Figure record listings
________

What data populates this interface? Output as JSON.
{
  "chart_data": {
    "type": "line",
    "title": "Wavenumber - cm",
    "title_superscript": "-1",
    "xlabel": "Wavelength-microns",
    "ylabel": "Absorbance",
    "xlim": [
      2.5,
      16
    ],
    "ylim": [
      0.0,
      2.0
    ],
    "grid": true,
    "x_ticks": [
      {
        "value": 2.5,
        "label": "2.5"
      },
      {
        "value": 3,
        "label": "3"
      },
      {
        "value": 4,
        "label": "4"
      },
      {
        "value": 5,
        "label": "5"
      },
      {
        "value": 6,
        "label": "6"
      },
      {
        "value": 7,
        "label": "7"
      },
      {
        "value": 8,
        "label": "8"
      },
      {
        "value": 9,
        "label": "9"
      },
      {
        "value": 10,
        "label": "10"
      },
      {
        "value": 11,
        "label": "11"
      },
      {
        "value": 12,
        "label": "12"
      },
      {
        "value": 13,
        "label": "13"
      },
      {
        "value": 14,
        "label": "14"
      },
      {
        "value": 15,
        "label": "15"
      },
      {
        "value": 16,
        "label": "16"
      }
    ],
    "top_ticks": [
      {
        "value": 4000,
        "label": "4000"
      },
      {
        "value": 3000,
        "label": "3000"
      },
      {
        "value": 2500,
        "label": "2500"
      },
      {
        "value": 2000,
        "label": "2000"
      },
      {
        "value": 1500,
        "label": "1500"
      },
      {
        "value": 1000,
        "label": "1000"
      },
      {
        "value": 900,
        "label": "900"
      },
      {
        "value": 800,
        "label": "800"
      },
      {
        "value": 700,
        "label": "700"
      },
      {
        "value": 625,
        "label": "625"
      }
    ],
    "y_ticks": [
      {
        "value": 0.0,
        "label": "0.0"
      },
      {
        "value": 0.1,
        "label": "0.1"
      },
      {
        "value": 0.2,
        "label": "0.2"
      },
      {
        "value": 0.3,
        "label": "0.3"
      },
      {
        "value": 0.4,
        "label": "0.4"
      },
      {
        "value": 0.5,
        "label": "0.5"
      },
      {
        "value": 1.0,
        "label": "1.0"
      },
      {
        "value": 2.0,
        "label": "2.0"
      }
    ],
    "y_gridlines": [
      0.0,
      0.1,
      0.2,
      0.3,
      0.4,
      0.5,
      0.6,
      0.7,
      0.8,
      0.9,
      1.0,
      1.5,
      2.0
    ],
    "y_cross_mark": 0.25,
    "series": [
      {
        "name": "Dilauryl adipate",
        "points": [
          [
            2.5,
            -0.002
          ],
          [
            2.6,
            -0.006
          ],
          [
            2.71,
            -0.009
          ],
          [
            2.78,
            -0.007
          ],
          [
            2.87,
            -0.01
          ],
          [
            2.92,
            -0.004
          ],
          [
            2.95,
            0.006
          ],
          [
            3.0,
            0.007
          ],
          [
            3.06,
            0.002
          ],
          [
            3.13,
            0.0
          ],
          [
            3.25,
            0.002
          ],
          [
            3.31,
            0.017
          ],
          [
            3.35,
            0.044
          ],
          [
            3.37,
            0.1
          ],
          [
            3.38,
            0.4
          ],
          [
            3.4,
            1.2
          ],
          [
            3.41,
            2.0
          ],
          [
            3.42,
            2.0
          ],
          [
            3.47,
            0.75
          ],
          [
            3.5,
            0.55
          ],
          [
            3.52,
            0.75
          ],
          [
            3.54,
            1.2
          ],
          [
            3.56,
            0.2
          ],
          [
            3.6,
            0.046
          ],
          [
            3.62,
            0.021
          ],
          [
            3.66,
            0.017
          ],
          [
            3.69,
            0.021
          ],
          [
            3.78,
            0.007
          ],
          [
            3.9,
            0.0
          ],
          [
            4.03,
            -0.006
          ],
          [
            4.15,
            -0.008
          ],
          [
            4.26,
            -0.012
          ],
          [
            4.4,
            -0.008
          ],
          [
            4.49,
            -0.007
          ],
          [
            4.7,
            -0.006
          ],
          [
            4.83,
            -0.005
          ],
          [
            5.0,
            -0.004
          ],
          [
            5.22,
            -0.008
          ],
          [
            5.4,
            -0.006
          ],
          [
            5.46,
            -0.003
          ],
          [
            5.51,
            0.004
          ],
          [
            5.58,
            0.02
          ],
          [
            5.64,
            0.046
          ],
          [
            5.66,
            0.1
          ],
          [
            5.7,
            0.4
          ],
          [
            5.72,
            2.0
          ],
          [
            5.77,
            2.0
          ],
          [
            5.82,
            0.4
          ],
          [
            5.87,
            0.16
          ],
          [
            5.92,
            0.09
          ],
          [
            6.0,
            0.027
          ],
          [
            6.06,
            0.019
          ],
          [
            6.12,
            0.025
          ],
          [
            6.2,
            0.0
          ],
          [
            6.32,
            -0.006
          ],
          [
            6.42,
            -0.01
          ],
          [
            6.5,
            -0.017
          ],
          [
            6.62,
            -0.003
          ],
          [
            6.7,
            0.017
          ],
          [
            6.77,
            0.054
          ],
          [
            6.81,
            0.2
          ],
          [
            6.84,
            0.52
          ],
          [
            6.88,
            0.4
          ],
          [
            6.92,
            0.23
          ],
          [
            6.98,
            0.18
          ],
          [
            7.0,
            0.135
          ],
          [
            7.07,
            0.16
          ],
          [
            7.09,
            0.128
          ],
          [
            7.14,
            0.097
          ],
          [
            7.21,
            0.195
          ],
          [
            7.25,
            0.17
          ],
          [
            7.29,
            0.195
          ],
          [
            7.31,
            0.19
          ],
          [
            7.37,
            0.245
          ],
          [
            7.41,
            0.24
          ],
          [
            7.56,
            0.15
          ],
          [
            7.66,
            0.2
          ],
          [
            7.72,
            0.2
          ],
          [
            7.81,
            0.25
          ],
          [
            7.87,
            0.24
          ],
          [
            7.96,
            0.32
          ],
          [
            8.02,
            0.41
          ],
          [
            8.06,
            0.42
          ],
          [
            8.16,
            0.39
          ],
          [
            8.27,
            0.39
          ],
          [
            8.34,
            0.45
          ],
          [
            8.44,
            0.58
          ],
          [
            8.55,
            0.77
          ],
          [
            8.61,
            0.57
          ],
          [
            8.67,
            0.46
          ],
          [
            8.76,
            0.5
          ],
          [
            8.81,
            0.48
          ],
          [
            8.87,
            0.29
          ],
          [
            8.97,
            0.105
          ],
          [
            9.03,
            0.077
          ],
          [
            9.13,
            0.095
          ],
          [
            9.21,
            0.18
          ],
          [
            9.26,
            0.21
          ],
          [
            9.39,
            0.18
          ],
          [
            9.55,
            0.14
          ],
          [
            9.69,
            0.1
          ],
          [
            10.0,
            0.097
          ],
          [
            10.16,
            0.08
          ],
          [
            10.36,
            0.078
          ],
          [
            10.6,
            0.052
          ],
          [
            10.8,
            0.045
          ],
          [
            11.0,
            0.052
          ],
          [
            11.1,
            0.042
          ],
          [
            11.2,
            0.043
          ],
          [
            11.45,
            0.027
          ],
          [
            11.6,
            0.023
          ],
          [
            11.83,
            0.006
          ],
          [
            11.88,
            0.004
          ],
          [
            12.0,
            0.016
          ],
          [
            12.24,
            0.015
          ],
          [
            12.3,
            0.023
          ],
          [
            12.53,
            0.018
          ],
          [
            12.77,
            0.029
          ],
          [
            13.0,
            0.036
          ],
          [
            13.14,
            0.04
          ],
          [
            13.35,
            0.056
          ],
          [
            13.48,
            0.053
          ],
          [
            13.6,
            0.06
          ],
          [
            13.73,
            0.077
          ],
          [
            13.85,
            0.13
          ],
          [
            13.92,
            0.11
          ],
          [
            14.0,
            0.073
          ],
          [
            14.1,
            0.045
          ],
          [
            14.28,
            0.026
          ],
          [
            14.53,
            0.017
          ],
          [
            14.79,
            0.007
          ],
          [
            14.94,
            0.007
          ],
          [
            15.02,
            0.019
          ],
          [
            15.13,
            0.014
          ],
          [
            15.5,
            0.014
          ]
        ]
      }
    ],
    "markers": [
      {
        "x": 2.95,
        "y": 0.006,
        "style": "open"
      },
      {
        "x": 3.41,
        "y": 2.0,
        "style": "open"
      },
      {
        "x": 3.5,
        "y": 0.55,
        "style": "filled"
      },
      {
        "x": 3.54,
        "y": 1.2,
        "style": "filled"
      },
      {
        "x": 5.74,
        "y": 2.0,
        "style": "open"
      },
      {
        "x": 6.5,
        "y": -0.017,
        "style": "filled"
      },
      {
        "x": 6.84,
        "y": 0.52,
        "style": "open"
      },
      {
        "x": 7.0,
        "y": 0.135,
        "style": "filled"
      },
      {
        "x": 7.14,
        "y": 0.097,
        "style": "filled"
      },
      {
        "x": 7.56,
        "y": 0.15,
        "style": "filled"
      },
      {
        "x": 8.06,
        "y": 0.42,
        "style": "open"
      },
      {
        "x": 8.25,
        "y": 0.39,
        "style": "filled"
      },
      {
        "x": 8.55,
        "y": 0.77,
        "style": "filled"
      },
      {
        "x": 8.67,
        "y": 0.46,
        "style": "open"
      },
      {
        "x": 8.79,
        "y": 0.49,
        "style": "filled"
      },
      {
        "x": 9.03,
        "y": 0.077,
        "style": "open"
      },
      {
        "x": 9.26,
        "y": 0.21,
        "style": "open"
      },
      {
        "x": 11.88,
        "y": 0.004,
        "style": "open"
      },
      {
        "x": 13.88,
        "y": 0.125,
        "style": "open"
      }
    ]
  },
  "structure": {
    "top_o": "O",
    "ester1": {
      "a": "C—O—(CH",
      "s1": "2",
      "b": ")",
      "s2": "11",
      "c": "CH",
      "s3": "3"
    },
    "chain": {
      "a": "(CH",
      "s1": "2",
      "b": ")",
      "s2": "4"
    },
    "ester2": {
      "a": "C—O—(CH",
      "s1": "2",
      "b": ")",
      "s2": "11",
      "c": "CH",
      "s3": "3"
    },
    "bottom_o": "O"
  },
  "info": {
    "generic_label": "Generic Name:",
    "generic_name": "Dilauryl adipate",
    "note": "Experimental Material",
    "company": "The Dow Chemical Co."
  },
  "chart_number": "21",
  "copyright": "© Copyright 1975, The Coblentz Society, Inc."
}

________

Task prompt :: Review the preceding data and report every line that includes the string "Dilauryl".

Answer to this problem ::
        "name": "Dilauryl adipate",
    "generic_name": "Dilauryl adipate",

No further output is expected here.